Copy out the records word for word, from the first line down to and including the line containing "data-point <box>123 232 127 236</box>".
BEGIN The input
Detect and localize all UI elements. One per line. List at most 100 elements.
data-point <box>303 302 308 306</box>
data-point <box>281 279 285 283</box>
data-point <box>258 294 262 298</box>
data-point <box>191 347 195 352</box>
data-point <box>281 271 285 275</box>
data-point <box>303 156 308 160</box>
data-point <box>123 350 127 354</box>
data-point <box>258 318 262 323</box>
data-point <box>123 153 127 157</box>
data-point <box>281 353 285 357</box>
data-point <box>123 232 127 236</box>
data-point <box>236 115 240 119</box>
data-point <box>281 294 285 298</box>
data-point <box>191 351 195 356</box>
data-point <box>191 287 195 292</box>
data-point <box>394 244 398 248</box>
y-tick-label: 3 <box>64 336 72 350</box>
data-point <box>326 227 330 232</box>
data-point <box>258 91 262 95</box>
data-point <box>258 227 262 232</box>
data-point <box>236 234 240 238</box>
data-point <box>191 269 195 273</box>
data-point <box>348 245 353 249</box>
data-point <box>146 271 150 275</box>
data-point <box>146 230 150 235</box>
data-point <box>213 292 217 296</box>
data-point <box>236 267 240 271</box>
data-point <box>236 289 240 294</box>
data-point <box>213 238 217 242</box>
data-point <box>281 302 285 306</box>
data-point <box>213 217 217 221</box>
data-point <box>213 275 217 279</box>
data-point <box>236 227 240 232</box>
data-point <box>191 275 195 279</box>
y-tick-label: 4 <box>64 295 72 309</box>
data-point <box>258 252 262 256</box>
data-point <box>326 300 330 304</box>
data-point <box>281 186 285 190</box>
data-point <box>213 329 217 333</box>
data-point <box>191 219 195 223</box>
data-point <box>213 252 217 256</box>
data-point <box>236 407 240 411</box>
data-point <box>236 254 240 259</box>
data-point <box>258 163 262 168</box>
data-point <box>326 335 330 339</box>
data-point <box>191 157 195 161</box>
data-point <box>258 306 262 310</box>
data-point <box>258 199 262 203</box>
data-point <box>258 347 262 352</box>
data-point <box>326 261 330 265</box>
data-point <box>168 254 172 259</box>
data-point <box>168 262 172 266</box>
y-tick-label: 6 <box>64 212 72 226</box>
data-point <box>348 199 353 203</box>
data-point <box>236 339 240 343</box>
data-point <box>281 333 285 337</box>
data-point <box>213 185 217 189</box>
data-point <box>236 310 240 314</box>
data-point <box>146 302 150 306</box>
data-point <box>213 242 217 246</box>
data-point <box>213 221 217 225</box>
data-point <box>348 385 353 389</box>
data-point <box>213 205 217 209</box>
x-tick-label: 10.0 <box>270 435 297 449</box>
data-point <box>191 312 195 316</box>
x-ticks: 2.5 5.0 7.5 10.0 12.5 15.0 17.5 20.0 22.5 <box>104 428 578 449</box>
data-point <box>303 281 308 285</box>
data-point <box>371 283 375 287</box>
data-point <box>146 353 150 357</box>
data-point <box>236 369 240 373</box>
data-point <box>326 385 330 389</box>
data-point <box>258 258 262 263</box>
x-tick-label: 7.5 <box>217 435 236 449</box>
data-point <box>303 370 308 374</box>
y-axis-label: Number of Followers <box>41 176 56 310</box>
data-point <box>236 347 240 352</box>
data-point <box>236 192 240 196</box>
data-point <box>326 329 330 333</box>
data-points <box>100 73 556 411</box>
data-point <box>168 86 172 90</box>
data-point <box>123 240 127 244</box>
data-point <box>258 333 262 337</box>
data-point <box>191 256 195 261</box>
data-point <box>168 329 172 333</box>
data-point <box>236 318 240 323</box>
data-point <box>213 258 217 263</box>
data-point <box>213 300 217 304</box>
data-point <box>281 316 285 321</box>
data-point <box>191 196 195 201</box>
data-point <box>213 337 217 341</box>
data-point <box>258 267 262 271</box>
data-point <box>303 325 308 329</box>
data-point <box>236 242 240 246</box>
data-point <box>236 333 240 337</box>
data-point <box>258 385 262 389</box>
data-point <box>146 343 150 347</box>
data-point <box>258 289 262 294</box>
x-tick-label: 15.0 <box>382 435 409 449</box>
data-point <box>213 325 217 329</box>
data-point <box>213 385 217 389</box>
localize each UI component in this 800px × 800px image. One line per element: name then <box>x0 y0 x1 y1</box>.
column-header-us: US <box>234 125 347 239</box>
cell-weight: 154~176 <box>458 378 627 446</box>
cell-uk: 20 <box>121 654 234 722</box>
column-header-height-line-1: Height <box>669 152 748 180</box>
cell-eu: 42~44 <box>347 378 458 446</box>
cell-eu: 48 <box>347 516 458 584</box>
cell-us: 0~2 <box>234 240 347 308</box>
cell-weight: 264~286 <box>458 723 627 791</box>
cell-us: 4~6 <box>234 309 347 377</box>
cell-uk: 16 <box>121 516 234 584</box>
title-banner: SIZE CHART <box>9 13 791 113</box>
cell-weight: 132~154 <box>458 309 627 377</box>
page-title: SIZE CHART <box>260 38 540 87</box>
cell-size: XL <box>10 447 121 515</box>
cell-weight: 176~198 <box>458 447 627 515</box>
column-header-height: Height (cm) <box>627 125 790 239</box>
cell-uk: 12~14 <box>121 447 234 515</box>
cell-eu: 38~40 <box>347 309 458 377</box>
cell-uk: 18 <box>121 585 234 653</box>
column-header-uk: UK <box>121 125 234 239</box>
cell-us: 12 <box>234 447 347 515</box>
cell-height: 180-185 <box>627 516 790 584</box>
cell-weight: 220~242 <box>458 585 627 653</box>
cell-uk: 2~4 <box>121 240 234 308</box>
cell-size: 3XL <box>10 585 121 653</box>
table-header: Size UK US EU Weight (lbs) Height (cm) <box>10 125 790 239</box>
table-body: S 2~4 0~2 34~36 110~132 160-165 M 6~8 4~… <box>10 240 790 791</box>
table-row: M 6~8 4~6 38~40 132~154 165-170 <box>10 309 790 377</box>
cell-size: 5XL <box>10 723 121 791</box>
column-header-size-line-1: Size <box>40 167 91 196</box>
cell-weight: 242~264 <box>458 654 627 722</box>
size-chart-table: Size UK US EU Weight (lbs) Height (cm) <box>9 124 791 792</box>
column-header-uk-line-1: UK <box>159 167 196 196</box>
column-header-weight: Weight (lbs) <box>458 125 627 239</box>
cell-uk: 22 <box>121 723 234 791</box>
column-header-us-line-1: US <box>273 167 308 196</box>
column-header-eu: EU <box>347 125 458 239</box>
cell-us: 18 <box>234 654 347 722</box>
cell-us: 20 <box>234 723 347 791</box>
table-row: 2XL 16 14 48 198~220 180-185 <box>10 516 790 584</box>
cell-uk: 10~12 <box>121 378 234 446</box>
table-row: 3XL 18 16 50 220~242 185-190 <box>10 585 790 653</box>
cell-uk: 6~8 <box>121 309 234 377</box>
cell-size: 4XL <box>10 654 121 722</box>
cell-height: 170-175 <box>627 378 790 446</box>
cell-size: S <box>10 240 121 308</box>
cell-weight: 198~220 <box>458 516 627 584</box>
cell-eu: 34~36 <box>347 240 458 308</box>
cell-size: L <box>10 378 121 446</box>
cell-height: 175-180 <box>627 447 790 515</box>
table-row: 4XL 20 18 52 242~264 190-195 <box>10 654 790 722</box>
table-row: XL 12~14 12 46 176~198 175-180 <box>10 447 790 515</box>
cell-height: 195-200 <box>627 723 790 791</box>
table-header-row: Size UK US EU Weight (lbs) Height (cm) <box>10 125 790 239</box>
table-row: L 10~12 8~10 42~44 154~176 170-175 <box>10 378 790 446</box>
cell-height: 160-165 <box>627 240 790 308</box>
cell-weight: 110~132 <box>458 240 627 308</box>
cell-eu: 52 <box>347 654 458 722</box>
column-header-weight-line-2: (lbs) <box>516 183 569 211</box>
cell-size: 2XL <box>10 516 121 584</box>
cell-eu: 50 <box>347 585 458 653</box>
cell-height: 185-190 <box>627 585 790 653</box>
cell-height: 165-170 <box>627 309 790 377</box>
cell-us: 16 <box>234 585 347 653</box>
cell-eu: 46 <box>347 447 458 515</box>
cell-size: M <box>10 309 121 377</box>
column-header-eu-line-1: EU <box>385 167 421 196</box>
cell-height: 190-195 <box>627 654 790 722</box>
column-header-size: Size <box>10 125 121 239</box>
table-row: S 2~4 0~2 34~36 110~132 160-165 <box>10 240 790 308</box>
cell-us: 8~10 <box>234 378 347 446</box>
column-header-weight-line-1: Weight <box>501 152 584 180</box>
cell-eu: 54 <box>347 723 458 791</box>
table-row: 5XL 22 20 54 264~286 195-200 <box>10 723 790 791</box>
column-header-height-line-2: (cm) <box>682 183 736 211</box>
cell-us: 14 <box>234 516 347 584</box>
END The input
▸ **Finished exercise**:
Detect and localize all UI elements. One per line. List at most 100 elements.
data-point <box>303 302 308 306</box>
data-point <box>281 279 285 283</box>
data-point <box>258 294 262 298</box>
data-point <box>191 347 195 352</box>
data-point <box>281 271 285 275</box>
data-point <box>303 156 308 160</box>
data-point <box>123 350 127 354</box>
data-point <box>258 318 262 323</box>
data-point <box>123 153 127 157</box>
data-point <box>281 353 285 357</box>
data-point <box>123 232 127 236</box>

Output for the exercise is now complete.